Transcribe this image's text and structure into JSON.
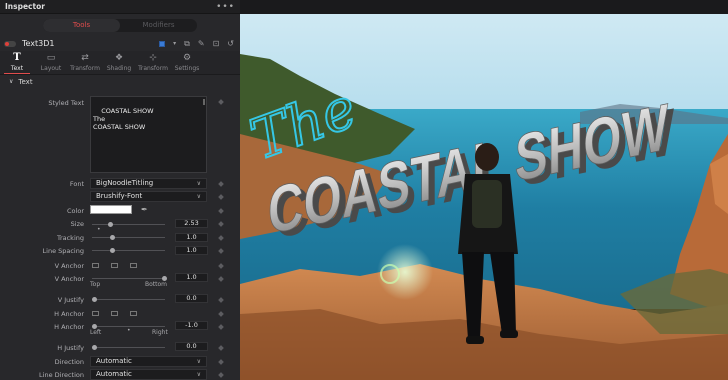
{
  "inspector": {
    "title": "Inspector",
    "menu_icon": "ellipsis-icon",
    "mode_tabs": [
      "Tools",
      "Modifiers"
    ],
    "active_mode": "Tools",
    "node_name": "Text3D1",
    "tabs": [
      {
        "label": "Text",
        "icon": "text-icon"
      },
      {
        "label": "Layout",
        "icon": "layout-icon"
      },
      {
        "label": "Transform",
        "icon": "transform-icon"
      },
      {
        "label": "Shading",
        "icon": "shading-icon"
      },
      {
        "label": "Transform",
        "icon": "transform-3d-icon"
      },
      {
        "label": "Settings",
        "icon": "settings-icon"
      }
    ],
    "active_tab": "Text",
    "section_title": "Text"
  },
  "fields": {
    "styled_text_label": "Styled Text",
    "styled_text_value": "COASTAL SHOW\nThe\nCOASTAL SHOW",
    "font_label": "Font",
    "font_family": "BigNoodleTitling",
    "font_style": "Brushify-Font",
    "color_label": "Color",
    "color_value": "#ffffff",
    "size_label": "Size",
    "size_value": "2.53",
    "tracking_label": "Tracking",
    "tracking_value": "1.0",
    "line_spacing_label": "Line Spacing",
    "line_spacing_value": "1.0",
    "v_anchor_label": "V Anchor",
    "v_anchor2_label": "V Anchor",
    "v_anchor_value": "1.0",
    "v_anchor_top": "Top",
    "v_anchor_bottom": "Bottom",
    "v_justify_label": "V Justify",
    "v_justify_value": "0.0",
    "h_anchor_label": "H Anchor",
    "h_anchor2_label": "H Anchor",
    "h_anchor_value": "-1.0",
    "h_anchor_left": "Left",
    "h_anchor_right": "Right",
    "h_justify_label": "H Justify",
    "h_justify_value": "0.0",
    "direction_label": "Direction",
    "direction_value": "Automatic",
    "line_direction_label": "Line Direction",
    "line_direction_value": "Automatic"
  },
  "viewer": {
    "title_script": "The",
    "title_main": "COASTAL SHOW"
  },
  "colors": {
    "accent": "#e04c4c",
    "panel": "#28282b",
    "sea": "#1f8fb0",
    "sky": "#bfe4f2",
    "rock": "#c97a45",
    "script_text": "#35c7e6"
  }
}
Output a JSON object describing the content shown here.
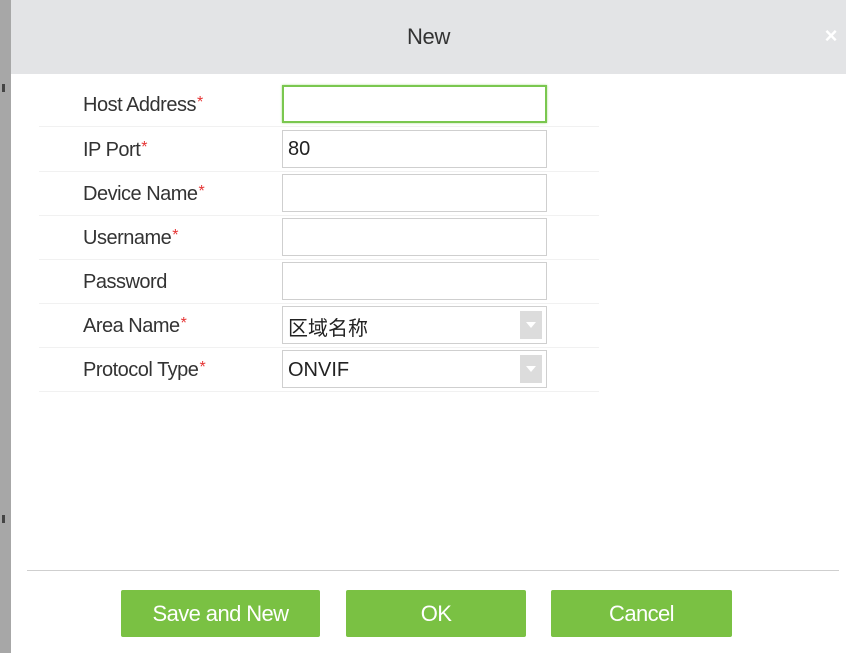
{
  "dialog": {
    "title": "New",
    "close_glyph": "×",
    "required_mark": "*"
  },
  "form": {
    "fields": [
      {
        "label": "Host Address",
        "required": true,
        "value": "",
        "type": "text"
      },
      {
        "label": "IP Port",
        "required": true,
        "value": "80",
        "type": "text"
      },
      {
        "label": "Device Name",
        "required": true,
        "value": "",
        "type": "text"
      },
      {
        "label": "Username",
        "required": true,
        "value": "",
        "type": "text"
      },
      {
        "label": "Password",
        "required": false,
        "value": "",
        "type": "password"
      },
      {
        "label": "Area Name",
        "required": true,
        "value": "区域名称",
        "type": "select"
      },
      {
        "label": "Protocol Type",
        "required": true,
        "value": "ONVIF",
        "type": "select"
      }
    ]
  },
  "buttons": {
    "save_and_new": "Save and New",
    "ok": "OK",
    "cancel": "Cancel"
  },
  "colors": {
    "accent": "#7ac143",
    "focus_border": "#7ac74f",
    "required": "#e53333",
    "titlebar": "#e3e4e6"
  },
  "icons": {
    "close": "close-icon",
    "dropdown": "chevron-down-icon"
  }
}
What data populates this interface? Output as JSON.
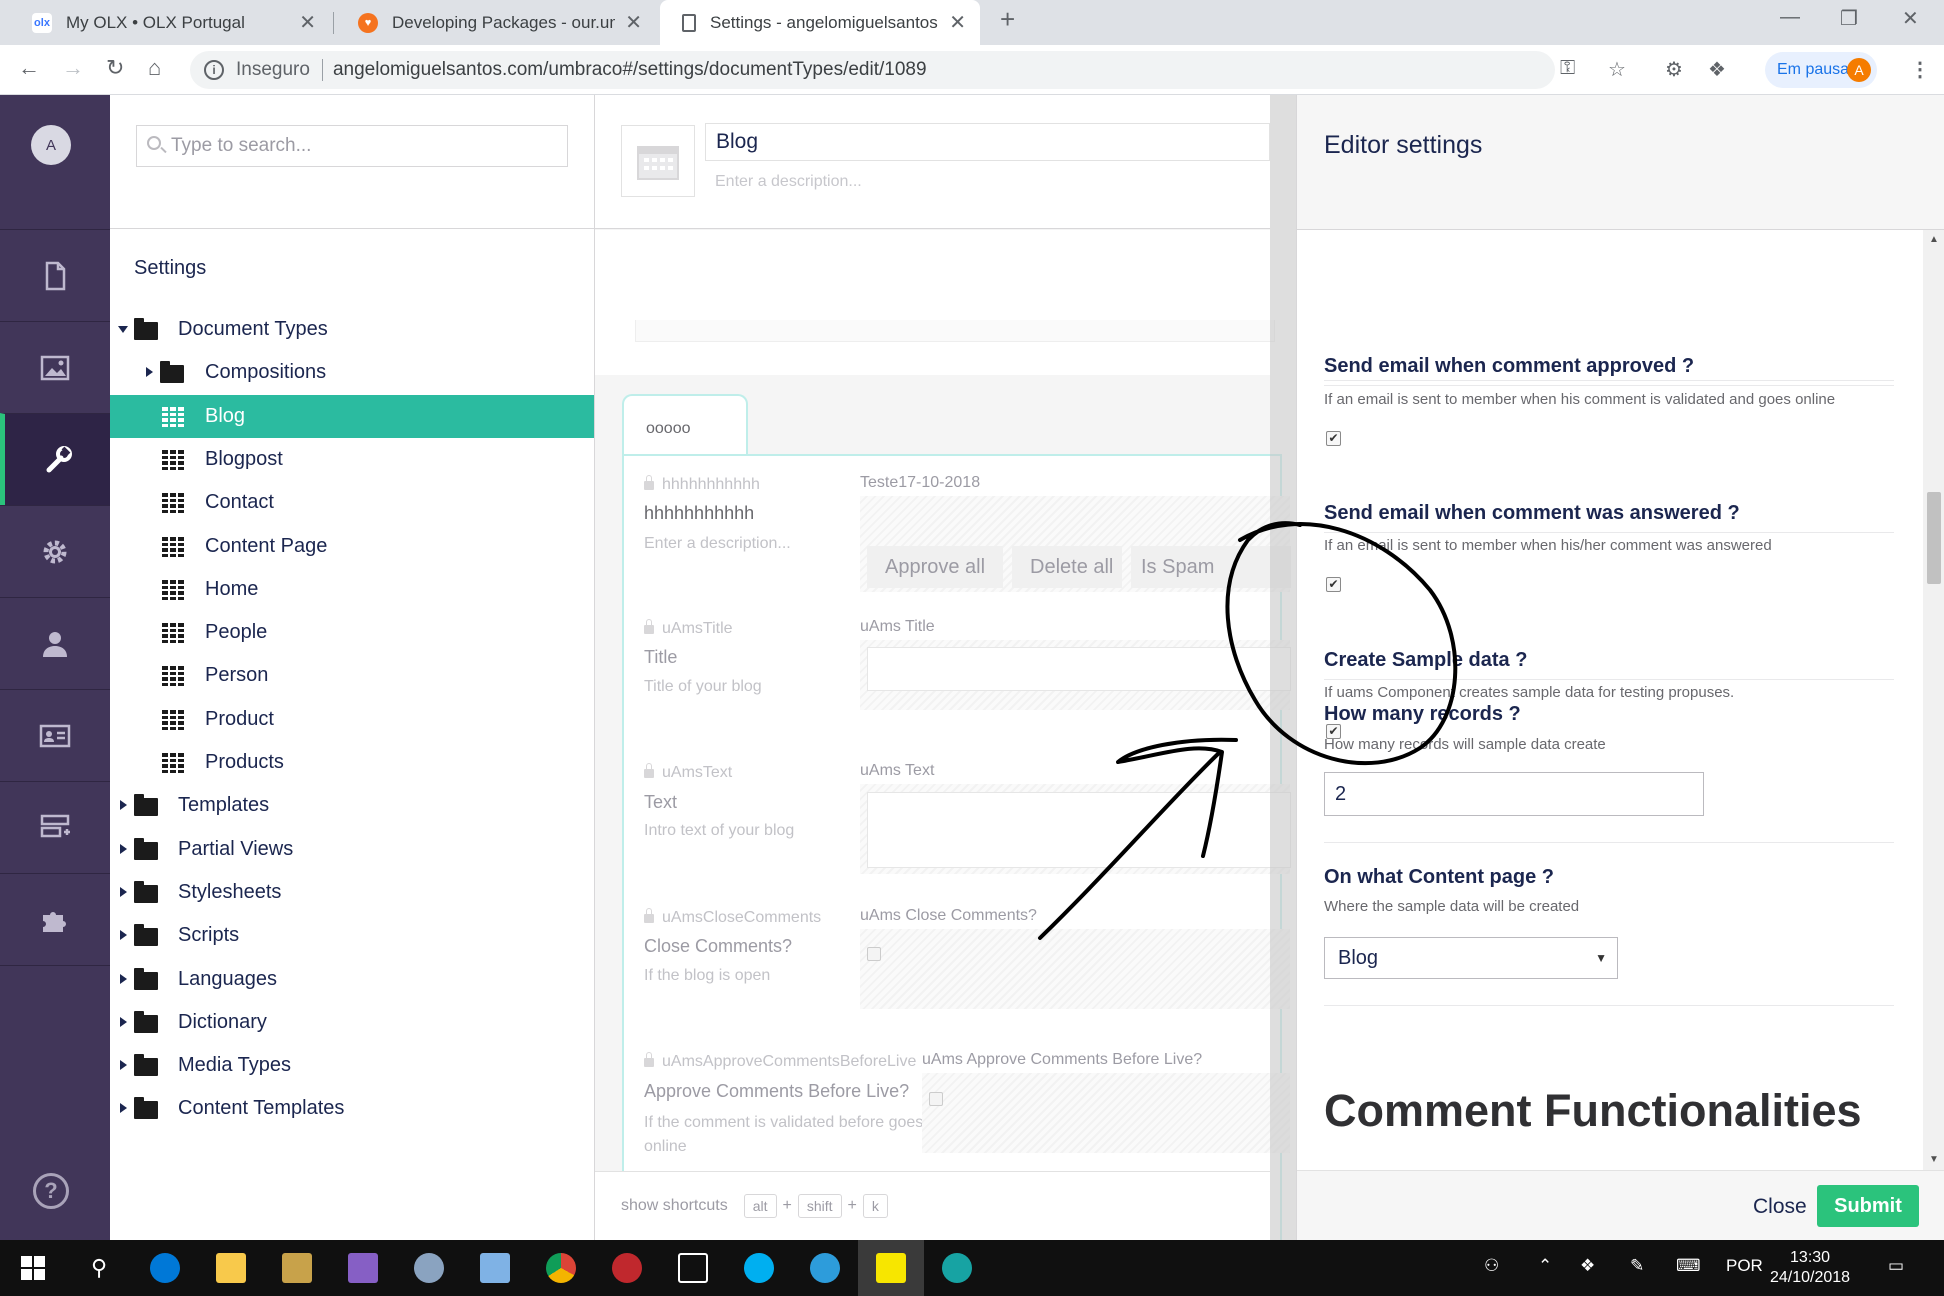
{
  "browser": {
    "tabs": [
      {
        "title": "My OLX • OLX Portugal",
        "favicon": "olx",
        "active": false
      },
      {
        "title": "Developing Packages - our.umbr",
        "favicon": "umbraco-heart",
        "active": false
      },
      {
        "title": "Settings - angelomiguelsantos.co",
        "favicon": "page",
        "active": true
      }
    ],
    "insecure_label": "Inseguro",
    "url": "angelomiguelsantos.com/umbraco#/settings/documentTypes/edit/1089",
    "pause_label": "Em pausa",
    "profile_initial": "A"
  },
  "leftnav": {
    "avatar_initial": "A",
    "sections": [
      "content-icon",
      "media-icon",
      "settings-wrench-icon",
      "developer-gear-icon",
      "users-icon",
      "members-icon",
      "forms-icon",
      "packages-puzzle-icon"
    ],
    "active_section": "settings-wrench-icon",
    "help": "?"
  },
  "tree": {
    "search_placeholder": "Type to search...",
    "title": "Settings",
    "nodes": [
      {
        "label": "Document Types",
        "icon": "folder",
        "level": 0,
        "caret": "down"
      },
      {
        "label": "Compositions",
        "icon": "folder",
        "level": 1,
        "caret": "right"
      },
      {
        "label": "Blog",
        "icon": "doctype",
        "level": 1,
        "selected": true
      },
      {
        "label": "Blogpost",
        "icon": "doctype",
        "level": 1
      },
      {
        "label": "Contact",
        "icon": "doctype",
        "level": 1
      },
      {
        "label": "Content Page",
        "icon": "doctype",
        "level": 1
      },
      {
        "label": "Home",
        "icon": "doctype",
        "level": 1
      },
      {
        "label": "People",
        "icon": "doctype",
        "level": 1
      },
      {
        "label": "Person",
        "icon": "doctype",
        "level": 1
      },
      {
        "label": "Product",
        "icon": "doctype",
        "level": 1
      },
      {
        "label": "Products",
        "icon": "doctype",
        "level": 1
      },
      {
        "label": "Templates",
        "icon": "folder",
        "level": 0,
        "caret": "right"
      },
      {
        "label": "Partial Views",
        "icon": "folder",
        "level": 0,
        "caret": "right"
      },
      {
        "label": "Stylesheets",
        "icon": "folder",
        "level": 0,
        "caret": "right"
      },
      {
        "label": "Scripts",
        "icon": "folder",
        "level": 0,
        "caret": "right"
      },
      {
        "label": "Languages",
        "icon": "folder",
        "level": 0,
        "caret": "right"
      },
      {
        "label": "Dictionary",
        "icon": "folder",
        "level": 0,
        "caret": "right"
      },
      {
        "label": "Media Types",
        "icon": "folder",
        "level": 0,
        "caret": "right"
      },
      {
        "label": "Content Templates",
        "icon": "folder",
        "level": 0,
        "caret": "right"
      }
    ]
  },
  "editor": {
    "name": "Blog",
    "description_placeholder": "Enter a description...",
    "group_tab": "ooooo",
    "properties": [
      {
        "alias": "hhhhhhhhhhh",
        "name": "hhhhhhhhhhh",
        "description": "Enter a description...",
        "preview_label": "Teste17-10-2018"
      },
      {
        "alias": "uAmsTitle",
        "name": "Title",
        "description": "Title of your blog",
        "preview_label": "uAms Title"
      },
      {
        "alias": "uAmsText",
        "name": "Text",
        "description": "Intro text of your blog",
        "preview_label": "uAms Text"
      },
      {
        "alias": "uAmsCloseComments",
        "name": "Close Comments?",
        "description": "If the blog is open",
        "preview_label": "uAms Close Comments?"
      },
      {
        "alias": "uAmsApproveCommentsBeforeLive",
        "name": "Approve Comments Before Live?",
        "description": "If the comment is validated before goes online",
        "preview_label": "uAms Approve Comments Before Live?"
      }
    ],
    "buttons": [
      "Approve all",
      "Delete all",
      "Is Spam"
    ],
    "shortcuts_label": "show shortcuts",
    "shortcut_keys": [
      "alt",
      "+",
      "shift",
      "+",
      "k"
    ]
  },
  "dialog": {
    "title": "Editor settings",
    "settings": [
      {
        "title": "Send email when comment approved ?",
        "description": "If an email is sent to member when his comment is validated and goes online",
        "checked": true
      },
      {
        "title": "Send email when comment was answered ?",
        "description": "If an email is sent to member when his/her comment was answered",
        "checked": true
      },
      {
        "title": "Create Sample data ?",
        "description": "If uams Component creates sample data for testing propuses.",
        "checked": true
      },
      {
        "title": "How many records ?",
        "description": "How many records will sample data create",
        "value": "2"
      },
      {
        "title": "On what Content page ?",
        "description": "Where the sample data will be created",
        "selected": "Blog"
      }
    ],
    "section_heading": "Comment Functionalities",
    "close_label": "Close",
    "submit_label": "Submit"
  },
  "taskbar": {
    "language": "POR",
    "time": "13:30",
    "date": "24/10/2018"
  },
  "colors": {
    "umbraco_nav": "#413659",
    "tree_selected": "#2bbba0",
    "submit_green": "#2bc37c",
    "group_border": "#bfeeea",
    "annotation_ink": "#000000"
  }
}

**********

• _Task directions_:
Find and count the lines of the data that include the string "answered", and report that figure by itself.

• _Problem solution_:
2